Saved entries

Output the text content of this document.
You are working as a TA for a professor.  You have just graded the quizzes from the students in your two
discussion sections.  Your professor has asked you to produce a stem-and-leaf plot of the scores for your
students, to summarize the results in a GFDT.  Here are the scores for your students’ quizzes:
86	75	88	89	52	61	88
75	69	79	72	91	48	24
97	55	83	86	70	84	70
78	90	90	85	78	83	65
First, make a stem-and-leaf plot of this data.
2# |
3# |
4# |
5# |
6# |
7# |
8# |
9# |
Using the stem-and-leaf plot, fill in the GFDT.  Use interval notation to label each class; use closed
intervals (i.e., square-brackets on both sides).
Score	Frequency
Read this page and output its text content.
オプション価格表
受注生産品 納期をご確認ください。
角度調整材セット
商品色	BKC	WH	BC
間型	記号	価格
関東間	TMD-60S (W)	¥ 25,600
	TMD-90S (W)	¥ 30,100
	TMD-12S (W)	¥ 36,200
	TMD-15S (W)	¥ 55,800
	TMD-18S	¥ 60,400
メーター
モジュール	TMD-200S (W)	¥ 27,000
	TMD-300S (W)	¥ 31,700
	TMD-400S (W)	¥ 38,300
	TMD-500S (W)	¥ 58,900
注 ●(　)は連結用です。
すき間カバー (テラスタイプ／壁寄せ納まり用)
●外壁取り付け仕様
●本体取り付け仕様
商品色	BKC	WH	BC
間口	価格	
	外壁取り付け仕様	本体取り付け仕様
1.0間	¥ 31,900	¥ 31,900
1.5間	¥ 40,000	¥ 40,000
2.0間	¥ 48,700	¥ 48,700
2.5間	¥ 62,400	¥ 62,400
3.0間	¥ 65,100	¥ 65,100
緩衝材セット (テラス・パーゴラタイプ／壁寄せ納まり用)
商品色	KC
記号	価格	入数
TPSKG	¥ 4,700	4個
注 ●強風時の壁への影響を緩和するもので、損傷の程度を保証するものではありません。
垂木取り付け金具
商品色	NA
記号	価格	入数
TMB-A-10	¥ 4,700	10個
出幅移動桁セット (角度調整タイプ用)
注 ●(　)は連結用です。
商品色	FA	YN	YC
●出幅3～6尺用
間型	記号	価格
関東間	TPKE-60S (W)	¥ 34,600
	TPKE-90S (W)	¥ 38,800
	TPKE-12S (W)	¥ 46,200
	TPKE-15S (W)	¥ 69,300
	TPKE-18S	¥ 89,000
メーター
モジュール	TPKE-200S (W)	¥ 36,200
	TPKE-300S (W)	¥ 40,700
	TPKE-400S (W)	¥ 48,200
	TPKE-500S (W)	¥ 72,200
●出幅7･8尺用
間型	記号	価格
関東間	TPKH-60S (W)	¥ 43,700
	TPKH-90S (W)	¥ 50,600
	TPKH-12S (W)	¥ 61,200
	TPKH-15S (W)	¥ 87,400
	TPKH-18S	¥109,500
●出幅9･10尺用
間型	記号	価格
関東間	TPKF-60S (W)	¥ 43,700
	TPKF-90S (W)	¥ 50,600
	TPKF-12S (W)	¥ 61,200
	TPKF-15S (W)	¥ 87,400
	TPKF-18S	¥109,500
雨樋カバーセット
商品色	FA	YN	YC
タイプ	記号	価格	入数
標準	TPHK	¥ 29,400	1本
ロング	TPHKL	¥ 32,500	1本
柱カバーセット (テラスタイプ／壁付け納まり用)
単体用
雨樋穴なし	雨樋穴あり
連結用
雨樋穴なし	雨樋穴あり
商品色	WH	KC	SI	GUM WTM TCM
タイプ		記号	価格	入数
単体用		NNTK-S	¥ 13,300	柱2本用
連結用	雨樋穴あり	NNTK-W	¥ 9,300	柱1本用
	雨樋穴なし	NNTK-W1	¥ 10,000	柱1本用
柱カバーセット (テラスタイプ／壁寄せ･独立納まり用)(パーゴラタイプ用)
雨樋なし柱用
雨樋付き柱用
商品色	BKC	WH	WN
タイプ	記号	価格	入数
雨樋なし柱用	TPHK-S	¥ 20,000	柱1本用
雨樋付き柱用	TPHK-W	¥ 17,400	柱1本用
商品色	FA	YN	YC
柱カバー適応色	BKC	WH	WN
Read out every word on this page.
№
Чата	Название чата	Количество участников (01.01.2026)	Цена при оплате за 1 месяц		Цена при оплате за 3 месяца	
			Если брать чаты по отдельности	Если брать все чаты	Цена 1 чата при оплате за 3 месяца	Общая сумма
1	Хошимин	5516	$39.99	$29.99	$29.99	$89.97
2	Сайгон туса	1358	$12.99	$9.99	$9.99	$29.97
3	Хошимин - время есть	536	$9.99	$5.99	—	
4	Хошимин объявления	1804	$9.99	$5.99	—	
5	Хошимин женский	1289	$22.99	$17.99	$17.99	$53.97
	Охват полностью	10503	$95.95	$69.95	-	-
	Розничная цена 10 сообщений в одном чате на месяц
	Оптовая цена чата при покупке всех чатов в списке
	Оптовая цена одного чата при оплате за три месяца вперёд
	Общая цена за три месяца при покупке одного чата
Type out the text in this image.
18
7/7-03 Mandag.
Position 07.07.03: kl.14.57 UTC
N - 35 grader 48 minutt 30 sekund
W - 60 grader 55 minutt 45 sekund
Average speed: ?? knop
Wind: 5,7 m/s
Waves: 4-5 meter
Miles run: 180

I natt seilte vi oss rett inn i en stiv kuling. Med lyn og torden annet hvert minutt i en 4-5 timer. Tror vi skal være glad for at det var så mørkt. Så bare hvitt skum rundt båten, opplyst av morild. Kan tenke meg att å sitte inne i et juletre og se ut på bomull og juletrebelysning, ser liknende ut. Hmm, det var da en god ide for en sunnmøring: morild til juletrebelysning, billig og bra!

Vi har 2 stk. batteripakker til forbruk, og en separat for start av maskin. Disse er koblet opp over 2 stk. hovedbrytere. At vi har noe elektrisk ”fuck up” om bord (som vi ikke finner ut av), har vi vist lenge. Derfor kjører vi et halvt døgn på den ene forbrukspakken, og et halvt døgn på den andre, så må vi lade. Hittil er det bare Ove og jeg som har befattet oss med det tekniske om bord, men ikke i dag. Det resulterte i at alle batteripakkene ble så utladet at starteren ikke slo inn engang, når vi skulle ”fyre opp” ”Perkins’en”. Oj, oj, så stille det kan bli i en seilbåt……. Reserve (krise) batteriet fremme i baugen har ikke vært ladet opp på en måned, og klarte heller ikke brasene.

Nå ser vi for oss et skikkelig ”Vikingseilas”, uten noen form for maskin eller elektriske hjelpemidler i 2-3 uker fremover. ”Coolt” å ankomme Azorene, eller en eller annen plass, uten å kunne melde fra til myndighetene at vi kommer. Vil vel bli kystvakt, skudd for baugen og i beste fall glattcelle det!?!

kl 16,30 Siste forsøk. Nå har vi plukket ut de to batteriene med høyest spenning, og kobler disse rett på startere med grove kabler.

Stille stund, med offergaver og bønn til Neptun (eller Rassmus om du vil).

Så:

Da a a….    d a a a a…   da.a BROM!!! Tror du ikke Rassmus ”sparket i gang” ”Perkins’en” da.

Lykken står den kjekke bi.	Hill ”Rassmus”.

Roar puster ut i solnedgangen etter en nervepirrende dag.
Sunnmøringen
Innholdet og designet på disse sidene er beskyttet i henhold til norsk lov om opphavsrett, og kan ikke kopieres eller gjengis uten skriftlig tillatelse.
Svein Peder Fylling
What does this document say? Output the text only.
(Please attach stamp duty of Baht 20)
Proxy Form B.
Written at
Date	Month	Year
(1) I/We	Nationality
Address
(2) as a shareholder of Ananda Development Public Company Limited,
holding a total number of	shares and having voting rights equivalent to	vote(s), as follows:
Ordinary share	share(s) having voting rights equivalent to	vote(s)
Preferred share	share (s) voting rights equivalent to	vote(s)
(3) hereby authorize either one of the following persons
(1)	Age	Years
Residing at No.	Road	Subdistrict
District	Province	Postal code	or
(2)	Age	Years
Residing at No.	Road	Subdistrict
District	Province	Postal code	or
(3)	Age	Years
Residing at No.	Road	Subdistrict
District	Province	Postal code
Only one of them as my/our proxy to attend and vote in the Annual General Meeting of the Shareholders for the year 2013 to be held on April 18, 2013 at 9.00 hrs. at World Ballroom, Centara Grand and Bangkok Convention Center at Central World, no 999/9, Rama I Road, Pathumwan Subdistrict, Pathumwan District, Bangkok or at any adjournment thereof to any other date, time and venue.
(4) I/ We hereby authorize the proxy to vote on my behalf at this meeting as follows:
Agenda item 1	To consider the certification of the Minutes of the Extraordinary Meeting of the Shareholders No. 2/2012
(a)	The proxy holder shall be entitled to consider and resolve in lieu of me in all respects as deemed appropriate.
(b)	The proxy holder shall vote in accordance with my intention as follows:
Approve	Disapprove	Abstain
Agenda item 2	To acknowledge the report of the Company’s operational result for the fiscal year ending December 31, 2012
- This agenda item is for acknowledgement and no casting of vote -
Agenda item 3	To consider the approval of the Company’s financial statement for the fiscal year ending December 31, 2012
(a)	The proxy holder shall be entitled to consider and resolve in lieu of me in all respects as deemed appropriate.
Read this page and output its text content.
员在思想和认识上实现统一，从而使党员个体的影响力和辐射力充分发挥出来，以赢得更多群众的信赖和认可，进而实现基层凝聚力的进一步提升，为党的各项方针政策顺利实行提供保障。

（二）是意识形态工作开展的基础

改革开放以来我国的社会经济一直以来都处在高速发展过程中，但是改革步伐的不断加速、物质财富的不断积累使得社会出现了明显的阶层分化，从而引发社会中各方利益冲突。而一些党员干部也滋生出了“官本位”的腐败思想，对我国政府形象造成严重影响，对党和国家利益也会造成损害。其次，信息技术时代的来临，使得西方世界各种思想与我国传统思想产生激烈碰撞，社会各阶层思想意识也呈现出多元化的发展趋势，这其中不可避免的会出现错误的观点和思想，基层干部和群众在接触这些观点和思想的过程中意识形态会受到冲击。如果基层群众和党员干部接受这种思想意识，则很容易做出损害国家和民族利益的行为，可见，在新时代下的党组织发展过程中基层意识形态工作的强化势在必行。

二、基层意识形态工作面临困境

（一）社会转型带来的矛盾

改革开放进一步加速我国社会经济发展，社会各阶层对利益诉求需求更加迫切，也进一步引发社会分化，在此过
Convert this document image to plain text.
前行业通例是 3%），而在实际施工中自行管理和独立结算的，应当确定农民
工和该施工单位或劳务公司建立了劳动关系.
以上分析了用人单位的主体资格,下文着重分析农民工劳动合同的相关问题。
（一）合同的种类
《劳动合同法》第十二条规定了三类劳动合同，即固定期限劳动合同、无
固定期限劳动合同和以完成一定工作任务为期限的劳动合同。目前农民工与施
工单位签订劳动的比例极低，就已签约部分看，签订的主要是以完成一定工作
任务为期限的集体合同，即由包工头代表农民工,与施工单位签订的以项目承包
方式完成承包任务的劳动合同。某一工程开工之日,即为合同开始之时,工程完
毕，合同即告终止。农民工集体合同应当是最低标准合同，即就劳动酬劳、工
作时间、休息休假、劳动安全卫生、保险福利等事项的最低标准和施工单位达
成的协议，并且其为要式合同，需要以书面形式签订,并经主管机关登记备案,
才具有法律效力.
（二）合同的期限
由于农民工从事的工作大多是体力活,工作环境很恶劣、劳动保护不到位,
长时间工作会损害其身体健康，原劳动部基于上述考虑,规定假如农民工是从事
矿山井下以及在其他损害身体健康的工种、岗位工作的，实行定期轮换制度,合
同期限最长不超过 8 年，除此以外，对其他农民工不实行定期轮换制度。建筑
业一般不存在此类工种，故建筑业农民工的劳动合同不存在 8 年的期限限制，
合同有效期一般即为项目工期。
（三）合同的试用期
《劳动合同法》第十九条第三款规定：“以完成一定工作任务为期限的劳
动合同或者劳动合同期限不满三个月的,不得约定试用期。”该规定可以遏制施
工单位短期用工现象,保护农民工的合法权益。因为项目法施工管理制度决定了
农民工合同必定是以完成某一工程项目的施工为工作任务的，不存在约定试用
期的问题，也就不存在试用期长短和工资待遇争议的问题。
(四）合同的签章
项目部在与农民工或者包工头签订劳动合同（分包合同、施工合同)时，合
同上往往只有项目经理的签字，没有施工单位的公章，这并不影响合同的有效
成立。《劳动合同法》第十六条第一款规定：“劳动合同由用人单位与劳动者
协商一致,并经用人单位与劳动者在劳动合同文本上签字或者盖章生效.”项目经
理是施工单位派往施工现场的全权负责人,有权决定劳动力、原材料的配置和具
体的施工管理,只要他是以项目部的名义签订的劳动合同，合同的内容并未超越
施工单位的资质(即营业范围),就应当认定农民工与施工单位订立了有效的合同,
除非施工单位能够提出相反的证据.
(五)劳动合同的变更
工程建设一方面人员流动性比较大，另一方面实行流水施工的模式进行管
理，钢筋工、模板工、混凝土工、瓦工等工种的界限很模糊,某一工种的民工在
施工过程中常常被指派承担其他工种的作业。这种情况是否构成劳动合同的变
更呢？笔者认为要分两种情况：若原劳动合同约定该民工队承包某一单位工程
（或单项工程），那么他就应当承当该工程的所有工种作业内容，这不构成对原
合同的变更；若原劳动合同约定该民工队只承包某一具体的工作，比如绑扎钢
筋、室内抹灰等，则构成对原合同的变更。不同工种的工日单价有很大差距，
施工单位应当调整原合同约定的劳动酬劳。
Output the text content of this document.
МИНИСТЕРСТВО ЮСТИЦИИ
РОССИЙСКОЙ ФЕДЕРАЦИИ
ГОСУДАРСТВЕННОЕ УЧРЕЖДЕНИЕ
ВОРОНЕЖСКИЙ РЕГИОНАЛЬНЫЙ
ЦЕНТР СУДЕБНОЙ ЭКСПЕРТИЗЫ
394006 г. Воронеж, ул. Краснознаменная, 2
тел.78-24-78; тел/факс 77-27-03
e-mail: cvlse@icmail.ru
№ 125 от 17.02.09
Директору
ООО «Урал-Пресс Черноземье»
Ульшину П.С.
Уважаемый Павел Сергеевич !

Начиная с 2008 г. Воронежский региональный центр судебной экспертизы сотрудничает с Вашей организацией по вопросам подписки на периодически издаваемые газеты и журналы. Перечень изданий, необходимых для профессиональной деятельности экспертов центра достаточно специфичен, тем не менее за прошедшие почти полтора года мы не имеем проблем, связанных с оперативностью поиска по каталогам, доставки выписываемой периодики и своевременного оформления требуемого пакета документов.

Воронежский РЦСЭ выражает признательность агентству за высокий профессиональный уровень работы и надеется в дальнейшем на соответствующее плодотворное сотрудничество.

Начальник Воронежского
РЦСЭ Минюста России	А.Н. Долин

:: TASK PROMPT ::
Go through the listing above and locate each line that holds the word "item". Copy those lines.

:: OUTPUT FOR THIS EXERCISE ::
Agenda item 1	To consider the certification of the Minutes of the Extraordinary Meeting of the Shareholders No. 2/2012
Agenda item 2	To acknowledge the report of the Company’s operational result for the fiscal year ending December 31, 2012
- This agenda item is for acknowledgement and no casting of vote -
Agenda item 3	To consider the approval of the Company’s financial statement for the fiscal year ending December 31, 2012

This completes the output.